Stated goal — Print out every record exactly as it appears.

Listed records —
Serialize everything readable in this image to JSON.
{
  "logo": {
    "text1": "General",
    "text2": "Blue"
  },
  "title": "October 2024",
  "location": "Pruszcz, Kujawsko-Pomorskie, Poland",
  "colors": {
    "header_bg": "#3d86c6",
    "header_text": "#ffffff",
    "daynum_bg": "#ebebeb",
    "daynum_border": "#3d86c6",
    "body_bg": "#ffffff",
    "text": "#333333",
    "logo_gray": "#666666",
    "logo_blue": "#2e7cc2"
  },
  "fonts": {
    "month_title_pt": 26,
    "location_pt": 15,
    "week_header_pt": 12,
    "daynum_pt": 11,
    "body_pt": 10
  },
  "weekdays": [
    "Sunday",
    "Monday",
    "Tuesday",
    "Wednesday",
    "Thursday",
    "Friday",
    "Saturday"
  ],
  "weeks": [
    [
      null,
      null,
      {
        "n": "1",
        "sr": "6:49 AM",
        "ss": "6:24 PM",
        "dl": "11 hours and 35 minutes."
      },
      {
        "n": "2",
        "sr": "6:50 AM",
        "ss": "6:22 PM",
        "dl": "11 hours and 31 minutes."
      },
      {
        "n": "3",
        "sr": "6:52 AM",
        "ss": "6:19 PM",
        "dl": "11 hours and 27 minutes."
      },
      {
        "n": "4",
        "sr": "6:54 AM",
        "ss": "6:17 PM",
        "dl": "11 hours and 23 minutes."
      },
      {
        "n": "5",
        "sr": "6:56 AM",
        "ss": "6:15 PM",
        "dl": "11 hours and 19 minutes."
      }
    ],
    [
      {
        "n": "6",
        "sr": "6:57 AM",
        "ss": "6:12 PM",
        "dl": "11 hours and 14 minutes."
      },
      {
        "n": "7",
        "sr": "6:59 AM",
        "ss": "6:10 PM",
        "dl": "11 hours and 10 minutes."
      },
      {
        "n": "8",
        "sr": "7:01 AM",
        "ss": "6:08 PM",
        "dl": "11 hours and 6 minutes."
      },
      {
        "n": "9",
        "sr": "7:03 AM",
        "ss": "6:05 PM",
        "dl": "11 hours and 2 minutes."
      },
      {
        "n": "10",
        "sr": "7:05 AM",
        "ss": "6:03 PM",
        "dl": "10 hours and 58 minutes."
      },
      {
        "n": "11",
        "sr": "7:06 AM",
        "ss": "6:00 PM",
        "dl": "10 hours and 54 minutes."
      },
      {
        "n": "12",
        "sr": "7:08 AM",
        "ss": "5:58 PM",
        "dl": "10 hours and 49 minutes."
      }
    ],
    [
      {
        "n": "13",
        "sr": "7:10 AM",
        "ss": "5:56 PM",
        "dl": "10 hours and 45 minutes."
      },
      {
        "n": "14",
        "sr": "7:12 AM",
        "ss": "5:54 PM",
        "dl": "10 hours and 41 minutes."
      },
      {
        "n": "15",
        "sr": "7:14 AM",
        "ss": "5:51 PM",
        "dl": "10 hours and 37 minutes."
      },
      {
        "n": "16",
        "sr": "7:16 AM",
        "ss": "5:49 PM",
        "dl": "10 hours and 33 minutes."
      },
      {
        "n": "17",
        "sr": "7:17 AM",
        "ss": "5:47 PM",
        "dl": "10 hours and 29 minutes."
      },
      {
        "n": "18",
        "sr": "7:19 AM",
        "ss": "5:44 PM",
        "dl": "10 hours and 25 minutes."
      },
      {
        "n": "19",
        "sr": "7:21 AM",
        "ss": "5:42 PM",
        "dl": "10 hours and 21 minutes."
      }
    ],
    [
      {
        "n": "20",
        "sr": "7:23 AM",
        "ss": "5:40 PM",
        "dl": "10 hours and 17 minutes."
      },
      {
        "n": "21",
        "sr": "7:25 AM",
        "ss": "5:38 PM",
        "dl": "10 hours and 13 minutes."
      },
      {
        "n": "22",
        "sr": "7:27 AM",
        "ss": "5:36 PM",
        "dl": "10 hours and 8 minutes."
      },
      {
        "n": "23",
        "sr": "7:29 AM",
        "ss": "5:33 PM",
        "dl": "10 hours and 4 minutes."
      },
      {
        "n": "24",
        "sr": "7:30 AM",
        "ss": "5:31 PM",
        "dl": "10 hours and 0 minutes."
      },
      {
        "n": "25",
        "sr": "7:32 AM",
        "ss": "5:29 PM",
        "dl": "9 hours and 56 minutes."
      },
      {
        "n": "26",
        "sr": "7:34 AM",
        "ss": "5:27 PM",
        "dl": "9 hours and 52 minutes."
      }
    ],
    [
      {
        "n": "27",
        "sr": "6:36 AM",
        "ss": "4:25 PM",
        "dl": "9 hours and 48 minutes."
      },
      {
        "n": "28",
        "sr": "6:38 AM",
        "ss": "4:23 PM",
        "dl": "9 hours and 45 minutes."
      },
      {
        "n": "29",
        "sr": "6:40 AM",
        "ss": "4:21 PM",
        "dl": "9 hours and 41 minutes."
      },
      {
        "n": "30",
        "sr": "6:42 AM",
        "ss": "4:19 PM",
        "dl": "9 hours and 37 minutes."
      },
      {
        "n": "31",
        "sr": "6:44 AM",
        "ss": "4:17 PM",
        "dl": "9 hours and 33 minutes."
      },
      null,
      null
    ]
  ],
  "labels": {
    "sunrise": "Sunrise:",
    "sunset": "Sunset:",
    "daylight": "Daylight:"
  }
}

Exercise answer —
Serialize everything readable in this image to JSON.
{
  "logo": {
    "text1": "General",
    "text2": "Blue"
  },
  "title": "October 2024",
  "location": "Pruszcz, Kujawsko-Pomorskie, Poland",
  "colors": {
    "header_bg": "#3d86c6",
    "header_text": "#ffffff",
    "daynum_bg": "#ebebeb",
    "daynum_border": "#3d86c6",
    "body_bg": "#ffffff",
    "text": "#333333",
    "logo_gray": "#666666",
    "logo_blue": "#2e7cc2"
  },
  "fonts": {
    "month_title_pt": 26,
    "location_pt": 15,
    "week_header_pt": 12,
    "daynum_pt": 11,
    "body_pt": 10
  },
  "weekdays": [
    "Sunday",
    "Monday",
    "Tuesday",
    "Wednesday",
    "Thursday",
    "Friday",
    "Saturday"
  ],
  "weeks": [
    [
      null,
      null,
      {
        "n": "1",
        "sr": "6:49 AM",
        "ss": "6:24 PM",
        "dl": "11 hours and 35 minutes."
      },
      {
        "n": "2",
        "sr": "6:50 AM",
        "ss": "6:22 PM",
        "dl": "11 hours and 31 minutes."
      },
      {
        "n": "3",
        "sr": "6:52 AM",
        "ss": "6:19 PM",
        "dl": "11 hours and 27 minutes."
      },
      {
        "n": "4",
        "sr": "6:54 AM",
        "ss": "6:17 PM",
        "dl": "11 hours and 23 minutes."
      },
      {
        "n": "5",
        "sr": "6:56 AM",
        "ss": "6:15 PM",
        "dl": "11 hours and 19 minutes."
      }
    ],
    [
      {
        "n": "6",
        "sr": "6:57 AM",
        "ss": "6:12 PM",
        "dl": "11 hours and 14 minutes."
      },
      {
        "n": "7",
        "sr": "6:59 AM",
        "ss": "6:10 PM",
        "dl": "11 hours and 10 minutes."
      },
      {
        "n": "8",
        "sr": "7:01 AM",
        "ss": "6:08 PM",
        "dl": "11 hours and 6 minutes."
      },
      {
        "n": "9",
        "sr": "7:03 AM",
        "ss": "6:05 PM",
        "dl": "11 hours and 2 minutes."
      },
      {
        "n": "10",
        "sr": "7:05 AM",
        "ss": "6:03 PM",
        "dl": "10 hours and 58 minutes."
      },
      {
        "n": "11",
        "sr": "7:06 AM",
        "ss": "6:00 PM",
        "dl": "10 hours and 54 minutes."
      },
      {
        "n": "12",
        "sr": "7:08 AM",
        "ss": "5:58 PM",
        "dl": "10 hours and 49 minutes."
      }
    ],
    [
      {
        "n": "13",
        "sr": "7:10 AM",
        "ss": "5:56 PM",
        "dl": "10 hours and 45 minutes."
      },
      {
        "n": "14",
        "sr": "7:12 AM",
        "ss": "5:54 PM",
        "dl": "10 hours and 41 minutes."
      },
      {
        "n": "15",
        "sr": "7:14 AM",
        "ss": "5:51 PM",
        "dl": "10 hours and 37 minutes."
      },
      {
        "n": "16",
        "sr": "7:16 AM",
        "ss": "5:49 PM",
        "dl": "10 hours and 33 minutes."
      },
      {
        "n": "17",
        "sr": "7:17 AM",
        "ss": "5:47 PM",
        "dl": "10 hours and 29 minutes."
      },
      {
        "n": "18",
        "sr": "7:19 AM",
        "ss": "5:44 PM",
        "dl": "10 hours and 25 minutes."
      },
      {
        "n": "19",
        "sr": "7:21 AM",
        "ss": "5:42 PM",
        "dl": "10 hours and 21 minutes."
      }
    ],
    [
      {
        "n": "20",
        "sr": "7:23 AM",
        "ss": "5:40 PM",
        "dl": "10 hours and 17 minutes."
      },
      {
        "n": "21",
        "sr": "7:25 AM",
        "ss": "5:38 PM",
        "dl": "10 hours and 13 minutes."
      },
      {
        "n": "22",
        "sr": "7:27 AM",
        "ss": "5:36 PM",
        "dl": "10 hours and 8 minutes."
      },
      {
        "n": "23",
        "sr": "7:29 AM",
        "ss": "5:33 PM",
        "dl": "10 hours and 4 minutes."
      },
      {
        "n": "24",
        "sr": "7:30 AM",
        "ss": "5:31 PM",
        "dl": "10 hours and 0 minutes."
      },
      {
        "n": "25",
        "sr": "7:32 AM",
        "ss": "5:29 PM",
        "dl": "9 hours and 56 minutes."
      },
      {
        "n": "26",
        "sr": "7:34 AM",
        "ss": "5:27 PM",
        "dl": "9 hours and 52 minutes."
      }
    ],
    [
      {
        "n": "27",
        "sr": "6:36 AM",
        "ss": "4:25 PM",
        "dl": "9 hours and 48 minutes."
      },
      {
        "n": "28",
        "sr": "6:38 AM",
        "ss": "4:23 PM",
        "dl": "9 hours and 45 minutes."
      },
      {
        "n": "29",
        "sr": "6:40 AM",
        "ss": "4:21 PM",
        "dl": "9 hours and 41 minutes."
      },
      {
        "n": "30",
        "sr": "6:42 AM",
        "ss": "4:19 PM",
        "dl": "9 hours and 37 minutes."
      },
      {
        "n": "31",
        "sr": "6:44 AM",
        "ss": "4:17 PM",
        "dl": "9 hours and 33 minutes."
      },
      null,
      null
    ]
  ],
  "labels": {
    "sunrise": "Sunrise:",
    "sunset": "Sunset:",
    "daylight": "Daylight:"
  }
}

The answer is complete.